### Brief
Gather every line of the entries that includes the word "Ornitologisk".

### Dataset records
◆ ◆ ◆

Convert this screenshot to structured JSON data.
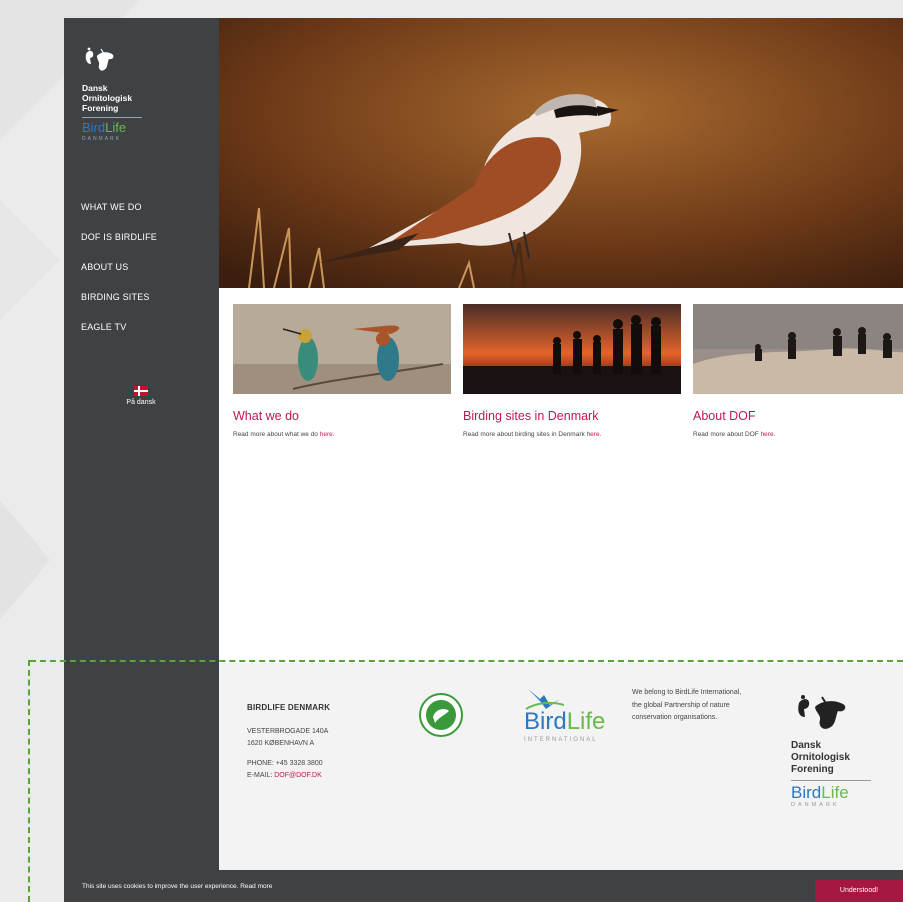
{
  "sidebar": {
    "logo": {
      "org_line1": "Dansk",
      "org_line2": "Ornitologisk",
      "org_line3": "Forening",
      "birdlife_a": "Bird",
      "birdlife_b": "Life",
      "birdlife_sub": "DANMARK"
    },
    "nav": [
      {
        "label": "WHAT WE DO"
      },
      {
        "label": "DOF IS BIRDLIFE"
      },
      {
        "label": "ABOUT US"
      },
      {
        "label": "BIRDING SITES"
      },
      {
        "label": "EAGLE TV"
      }
    ],
    "language": {
      "label": "På dansk",
      "icon": "danish-flag-icon"
    }
  },
  "hero": {
    "image": "red-backed-shrike-photo"
  },
  "cards": [
    {
      "title": "What we do",
      "text": "Read more about what we do ",
      "link": "here.",
      "image": "bee-eaters-photo"
    },
    {
      "title": "Birding sites in Denmark",
      "text": "Read more about birding sites in Denmark ",
      "link": "here.",
      "image": "birders-sunset-photo"
    },
    {
      "title": "About DOF",
      "text": "Read more about DOF ",
      "link": "here.",
      "image": "birders-dunes-photo"
    }
  ],
  "footer": {
    "heading": "BIRDLIFE DENMARK",
    "address1": "VESTERBROGADE 140A",
    "address2": "1620 KØBENHAVN A",
    "phone": "PHONE: +45 3328 3800",
    "email_label": "E-MAIL: ",
    "email": "DOF@DOF.DK",
    "birdlife_intl_a": "Bird",
    "birdlife_intl_b": "Life",
    "birdlife_intl_sub": "INTERNATIONAL",
    "belong_text": "We belong to BirdLife International, the global Partnership of nature conservation organisations.",
    "dof_line1": "Dansk",
    "dof_line2": "Ornitologisk",
    "dof_line3": "Forening",
    "dof_bl_a": "Bird",
    "dof_bl_b": "Life",
    "dof_sub": "DANMARK"
  },
  "cookie": {
    "text": "This site uses cookies to improve the user experience. Read more",
    "button": "Understood!"
  },
  "colors": {
    "accent": "#c0184f",
    "sidebar": "#3e4245",
    "cookie_button": "#a51640"
  }
}
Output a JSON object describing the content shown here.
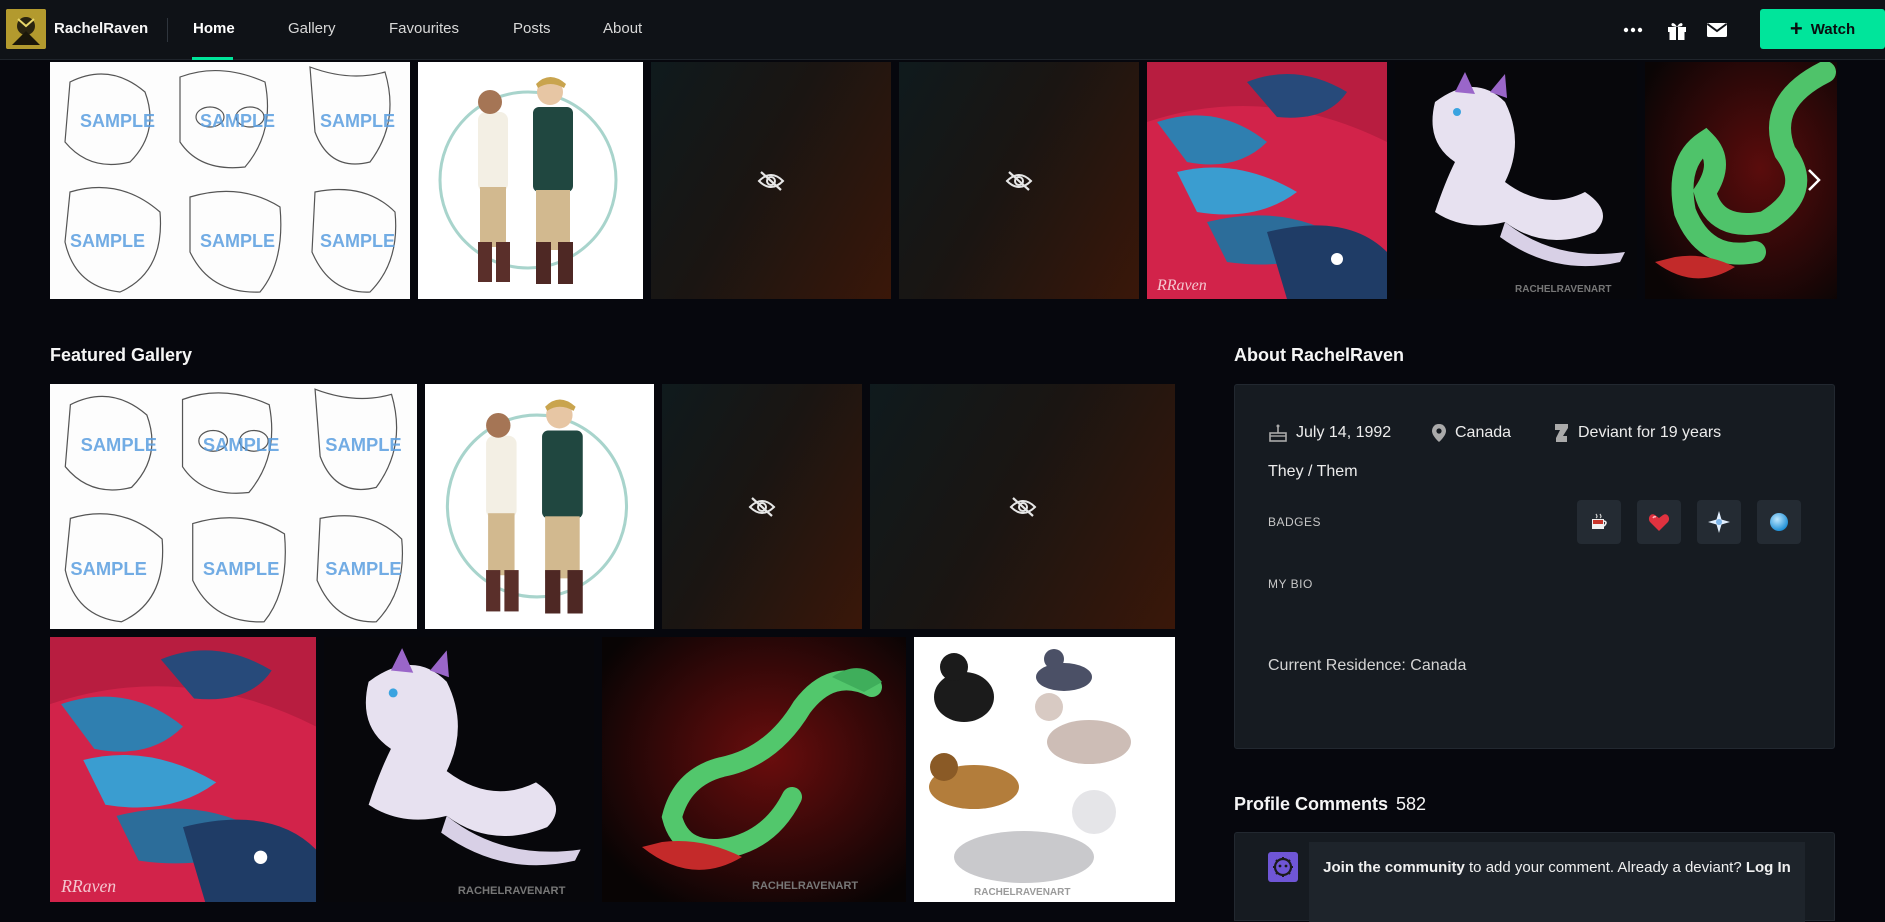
{
  "header": {
    "username": "RachelRaven",
    "tabs": [
      {
        "label": "Home",
        "active": true
      },
      {
        "label": "Gallery",
        "active": false
      },
      {
        "label": "Favourites",
        "active": false
      },
      {
        "label": "Posts",
        "active": false
      },
      {
        "label": "About",
        "active": false
      }
    ],
    "icons": [
      "more-icon",
      "gift-icon",
      "mail-icon"
    ],
    "watch_label": "Watch"
  },
  "featured_gallery": {
    "title": "Featured Gallery"
  },
  "about": {
    "title": "About RachelRaven",
    "birthday": "July 14, 1992",
    "location": "Canada",
    "member_for": "Deviant for 19 years",
    "pronouns": "They / Them",
    "badges_label": "BADGES",
    "badges": [
      "coffee-badge-icon",
      "heart-badge-icon",
      "star-badge-icon",
      "orb-badge-icon"
    ],
    "bio_label": "MY BIO",
    "bio_text": "Current Residence: Canada"
  },
  "comments": {
    "title": "Profile Comments",
    "count": "582",
    "join_bold": "Join the community",
    "join_rest": " to add your comment. Already a deviant? ",
    "login_label": "Log In"
  },
  "watermarks": {
    "sample": "SAMPLE",
    "signature": "RRaven",
    "artist_tag": "RACHELRAVENART"
  },
  "colors": {
    "accent": "#00e59b",
    "background": "#06070d",
    "card": "#161b21"
  }
}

◆ ◆ ◆

### Exercise response
      "org_line2": "Ornitologisk",
    "dof_line2": "Ornitologisk",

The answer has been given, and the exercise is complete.